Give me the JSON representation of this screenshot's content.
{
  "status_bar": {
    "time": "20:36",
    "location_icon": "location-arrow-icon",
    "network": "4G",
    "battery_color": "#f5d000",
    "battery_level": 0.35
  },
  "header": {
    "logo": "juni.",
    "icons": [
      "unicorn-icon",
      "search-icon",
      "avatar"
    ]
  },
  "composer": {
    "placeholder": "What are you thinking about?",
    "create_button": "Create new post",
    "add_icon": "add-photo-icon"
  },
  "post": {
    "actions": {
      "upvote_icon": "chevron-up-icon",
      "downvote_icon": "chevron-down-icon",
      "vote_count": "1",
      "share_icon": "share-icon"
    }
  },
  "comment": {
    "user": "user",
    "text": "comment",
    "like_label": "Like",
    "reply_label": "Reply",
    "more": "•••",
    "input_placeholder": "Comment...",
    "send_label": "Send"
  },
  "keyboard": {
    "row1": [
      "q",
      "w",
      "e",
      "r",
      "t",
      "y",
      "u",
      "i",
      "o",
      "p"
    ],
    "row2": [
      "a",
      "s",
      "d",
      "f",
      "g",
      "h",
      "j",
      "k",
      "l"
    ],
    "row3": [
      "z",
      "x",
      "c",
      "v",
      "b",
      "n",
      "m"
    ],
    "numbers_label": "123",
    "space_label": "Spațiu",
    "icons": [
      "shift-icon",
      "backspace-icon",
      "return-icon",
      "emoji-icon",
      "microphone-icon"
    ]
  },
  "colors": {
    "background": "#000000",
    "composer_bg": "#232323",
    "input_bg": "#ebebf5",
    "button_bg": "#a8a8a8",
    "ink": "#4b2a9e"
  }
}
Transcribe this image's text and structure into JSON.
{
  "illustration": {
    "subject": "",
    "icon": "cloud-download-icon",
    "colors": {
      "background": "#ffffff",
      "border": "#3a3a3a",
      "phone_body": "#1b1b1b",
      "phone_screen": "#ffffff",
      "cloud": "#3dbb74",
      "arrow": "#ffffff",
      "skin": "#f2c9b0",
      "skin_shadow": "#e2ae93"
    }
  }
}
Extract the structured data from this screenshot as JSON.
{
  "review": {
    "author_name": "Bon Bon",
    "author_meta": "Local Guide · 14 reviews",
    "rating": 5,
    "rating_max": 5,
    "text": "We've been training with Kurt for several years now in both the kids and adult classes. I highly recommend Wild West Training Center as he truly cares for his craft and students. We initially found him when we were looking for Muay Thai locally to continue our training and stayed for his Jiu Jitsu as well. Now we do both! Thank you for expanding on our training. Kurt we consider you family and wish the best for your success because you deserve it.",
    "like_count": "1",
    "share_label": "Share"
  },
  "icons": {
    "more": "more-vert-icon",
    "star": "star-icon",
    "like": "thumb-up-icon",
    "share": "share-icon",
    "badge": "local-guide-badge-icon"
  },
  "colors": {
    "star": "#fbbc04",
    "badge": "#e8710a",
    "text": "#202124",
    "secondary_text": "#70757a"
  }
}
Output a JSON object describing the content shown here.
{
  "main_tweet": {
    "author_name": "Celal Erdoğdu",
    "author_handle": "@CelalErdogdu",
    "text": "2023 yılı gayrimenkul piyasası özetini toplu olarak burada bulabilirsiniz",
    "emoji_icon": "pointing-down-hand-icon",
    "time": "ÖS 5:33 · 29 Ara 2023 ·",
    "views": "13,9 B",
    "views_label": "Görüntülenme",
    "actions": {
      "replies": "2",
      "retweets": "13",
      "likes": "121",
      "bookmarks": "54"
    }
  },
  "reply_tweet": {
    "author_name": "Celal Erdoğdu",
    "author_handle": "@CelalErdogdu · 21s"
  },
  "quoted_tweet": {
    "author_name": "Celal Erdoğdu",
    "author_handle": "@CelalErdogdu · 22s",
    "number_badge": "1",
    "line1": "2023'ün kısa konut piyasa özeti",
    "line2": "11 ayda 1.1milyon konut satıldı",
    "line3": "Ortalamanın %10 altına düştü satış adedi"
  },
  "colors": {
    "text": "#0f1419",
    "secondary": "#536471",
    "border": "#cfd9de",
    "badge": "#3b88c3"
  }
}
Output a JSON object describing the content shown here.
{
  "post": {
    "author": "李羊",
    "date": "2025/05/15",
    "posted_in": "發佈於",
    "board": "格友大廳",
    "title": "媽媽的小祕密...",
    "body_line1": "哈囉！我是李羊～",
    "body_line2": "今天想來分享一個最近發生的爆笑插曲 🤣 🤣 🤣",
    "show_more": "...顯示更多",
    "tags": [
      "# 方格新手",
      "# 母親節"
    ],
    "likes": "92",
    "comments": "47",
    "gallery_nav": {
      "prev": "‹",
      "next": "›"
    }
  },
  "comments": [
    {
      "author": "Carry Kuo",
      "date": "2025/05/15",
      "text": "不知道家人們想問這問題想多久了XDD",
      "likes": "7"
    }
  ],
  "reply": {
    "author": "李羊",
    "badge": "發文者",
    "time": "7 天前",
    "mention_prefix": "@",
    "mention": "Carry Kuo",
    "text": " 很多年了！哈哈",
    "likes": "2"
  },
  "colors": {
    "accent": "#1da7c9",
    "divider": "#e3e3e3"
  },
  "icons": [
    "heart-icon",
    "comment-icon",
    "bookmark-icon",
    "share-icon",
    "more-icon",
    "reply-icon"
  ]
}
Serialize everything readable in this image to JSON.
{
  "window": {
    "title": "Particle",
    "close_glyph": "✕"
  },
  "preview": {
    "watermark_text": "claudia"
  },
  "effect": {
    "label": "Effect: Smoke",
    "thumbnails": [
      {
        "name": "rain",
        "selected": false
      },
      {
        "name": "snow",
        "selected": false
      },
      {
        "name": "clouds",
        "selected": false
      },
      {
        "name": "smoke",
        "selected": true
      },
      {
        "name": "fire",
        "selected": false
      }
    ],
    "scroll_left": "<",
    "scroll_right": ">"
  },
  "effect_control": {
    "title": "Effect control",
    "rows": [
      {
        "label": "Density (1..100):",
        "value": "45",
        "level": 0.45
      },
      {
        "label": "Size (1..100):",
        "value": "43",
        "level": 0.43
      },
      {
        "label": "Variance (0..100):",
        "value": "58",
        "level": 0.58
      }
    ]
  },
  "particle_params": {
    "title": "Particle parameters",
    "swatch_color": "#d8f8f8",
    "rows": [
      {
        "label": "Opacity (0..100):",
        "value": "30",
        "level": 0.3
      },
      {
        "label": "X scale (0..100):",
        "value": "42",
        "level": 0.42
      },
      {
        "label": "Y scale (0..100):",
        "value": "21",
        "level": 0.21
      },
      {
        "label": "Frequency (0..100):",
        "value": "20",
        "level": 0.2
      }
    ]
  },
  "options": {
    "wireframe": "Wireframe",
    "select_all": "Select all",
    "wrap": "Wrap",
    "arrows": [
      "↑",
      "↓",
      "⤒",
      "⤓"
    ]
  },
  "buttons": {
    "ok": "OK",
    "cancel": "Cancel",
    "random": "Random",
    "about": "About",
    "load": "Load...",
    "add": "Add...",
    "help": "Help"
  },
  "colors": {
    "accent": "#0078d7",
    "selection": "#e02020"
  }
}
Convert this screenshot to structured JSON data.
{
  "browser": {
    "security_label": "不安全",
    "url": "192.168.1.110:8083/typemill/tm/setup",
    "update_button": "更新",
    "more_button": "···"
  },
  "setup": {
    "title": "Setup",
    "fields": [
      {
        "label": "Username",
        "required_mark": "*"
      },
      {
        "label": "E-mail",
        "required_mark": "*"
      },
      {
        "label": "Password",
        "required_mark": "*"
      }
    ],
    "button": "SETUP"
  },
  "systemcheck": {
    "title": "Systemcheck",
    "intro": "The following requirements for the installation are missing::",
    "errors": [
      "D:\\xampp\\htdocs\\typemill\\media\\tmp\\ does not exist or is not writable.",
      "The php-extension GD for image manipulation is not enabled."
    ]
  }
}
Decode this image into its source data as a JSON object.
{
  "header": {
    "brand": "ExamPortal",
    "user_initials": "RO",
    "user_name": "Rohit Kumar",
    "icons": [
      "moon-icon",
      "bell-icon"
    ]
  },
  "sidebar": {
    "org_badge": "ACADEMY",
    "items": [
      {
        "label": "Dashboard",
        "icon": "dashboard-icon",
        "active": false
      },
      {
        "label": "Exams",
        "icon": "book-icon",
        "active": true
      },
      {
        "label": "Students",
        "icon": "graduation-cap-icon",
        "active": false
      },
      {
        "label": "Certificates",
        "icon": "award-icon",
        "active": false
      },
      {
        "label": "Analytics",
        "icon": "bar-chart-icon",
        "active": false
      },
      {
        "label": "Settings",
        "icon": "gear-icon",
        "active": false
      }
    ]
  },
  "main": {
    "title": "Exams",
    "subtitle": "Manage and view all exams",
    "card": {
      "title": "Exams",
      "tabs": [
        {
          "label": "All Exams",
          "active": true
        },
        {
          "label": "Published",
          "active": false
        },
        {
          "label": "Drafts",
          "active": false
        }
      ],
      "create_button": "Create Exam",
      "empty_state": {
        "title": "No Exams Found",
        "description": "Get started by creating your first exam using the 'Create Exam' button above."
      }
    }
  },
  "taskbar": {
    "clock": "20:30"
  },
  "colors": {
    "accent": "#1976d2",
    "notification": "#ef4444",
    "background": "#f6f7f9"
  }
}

→ Aim of the task
Find the word "about" in the records and pull out each line that has it.

→ Exercise result
    "placeholder": "What are you thinking about?",
    "about": "About",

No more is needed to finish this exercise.